_WORK TO BE COMPLETED_:
Extract every line below that contains the word "Chinese".

>> Begin ITEMS

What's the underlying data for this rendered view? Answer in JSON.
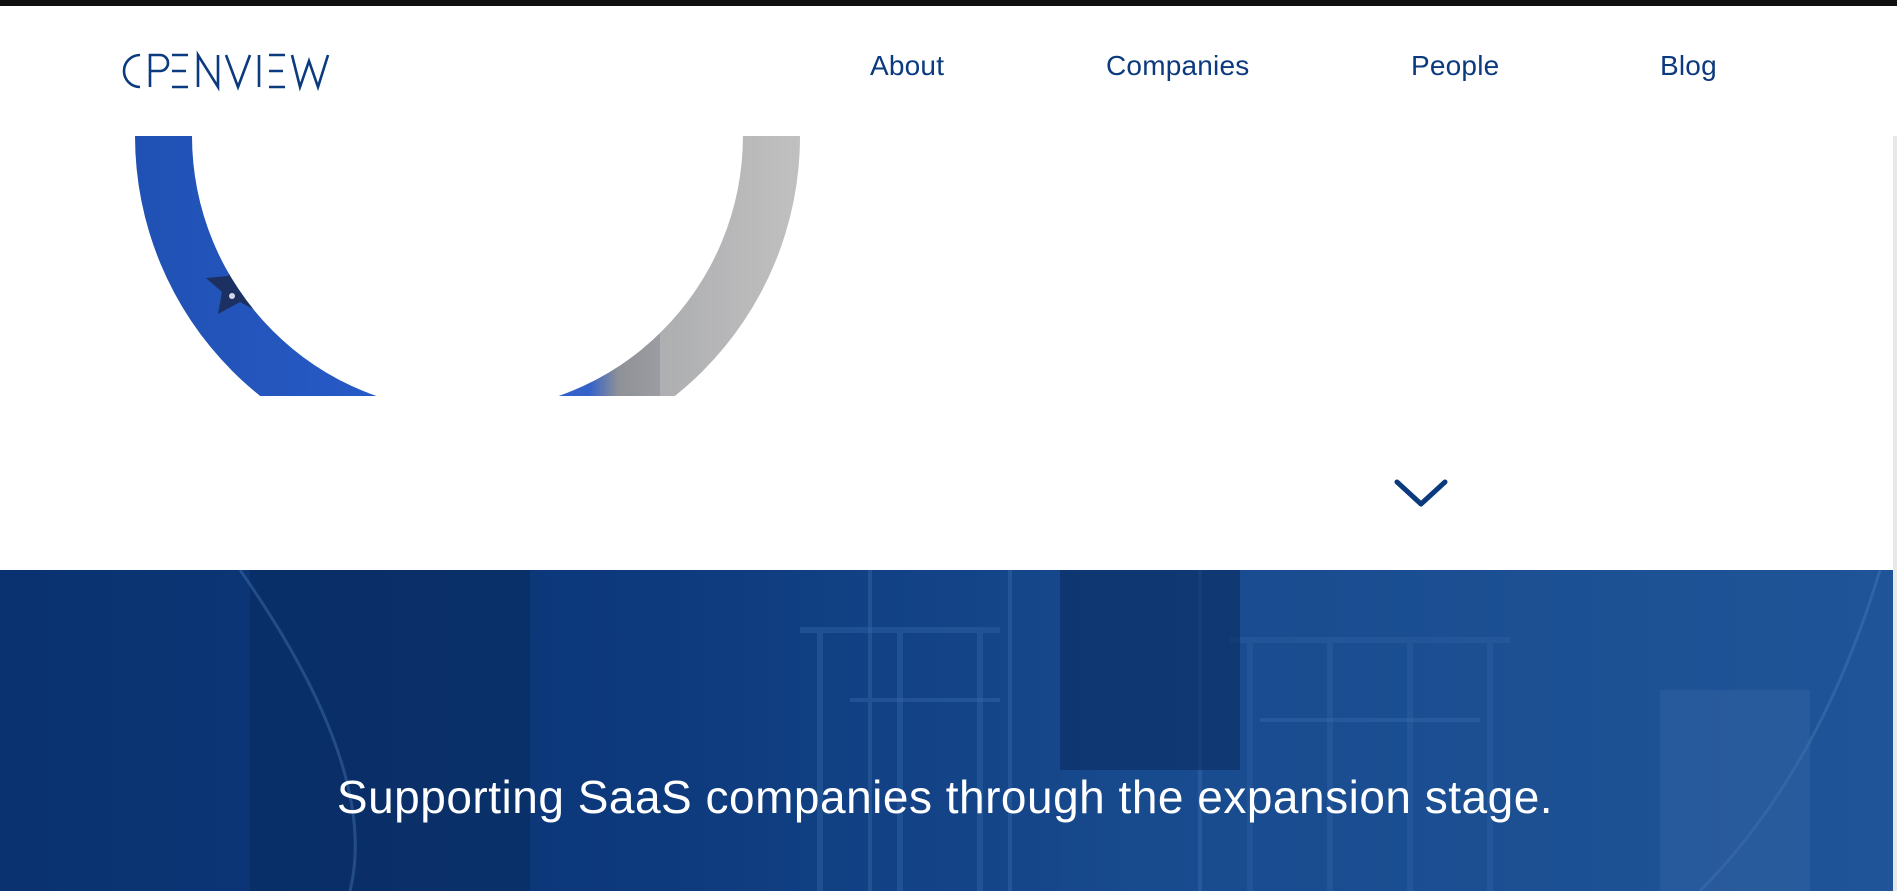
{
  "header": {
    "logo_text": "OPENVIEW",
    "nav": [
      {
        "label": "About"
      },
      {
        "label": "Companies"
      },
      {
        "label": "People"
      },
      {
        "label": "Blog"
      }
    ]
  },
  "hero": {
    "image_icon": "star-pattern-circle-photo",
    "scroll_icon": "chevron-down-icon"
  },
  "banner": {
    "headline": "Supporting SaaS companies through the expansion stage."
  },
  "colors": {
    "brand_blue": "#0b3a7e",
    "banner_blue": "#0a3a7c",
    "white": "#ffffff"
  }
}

>> End ITEMS
>> Begin ITEMS

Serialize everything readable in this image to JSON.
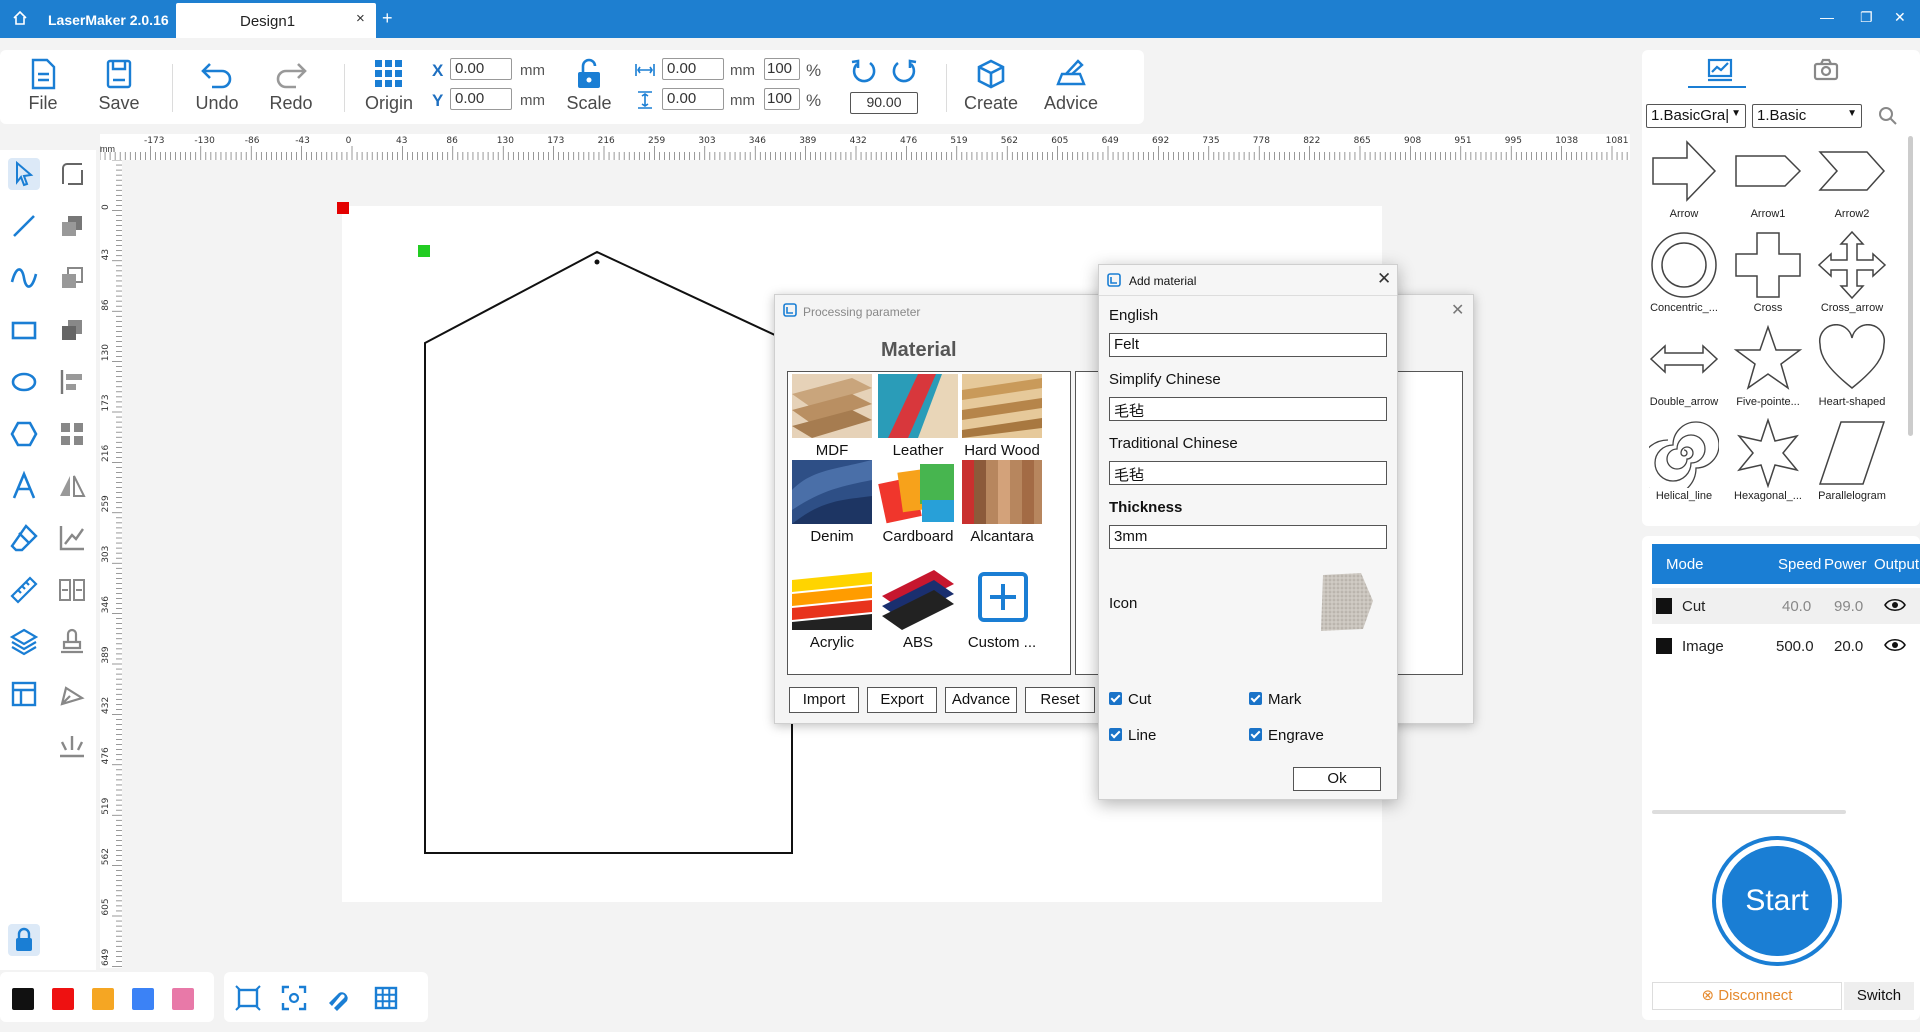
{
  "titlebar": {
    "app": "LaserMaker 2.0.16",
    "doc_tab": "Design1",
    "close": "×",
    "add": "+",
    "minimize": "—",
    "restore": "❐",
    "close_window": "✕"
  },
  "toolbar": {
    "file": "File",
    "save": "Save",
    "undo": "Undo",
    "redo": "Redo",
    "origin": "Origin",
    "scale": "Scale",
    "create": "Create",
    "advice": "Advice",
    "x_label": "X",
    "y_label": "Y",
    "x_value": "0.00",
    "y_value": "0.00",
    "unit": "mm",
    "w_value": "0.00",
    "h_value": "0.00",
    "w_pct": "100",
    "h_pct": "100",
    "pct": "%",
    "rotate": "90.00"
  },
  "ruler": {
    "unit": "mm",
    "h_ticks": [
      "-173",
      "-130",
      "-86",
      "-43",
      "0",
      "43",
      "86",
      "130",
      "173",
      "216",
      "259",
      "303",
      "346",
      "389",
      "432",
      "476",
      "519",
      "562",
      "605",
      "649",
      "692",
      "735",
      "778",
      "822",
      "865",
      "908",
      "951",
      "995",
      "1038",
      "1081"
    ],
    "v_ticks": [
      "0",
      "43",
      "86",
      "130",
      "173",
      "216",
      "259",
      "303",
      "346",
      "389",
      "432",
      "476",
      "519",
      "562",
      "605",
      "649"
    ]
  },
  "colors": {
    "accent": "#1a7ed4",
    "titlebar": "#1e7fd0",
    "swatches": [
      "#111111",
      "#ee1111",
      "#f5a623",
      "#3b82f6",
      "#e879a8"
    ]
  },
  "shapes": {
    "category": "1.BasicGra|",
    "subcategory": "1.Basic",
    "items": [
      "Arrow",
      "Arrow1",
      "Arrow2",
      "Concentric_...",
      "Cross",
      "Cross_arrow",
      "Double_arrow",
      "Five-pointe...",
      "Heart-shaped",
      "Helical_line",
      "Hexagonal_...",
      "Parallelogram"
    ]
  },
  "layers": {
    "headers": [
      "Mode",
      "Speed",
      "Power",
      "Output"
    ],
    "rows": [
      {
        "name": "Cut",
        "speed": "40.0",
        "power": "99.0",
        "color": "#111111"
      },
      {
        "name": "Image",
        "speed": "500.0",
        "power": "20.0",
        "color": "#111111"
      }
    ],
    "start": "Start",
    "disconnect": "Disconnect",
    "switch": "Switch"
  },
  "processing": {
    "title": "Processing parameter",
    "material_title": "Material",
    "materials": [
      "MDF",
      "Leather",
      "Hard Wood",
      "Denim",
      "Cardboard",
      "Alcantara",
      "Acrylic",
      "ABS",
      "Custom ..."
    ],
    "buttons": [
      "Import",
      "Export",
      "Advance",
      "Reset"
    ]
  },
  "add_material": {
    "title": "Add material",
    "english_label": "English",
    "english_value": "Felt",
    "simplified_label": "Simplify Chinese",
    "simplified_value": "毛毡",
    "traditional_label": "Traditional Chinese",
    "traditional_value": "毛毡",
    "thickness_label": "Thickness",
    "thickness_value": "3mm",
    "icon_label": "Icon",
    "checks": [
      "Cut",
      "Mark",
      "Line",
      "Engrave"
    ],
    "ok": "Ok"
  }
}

>> End ITEMS

_EXPECTED ANSWER_:
    "simplified_label": "Simplify Chinese",
    "traditional_label": "Traditional Chinese",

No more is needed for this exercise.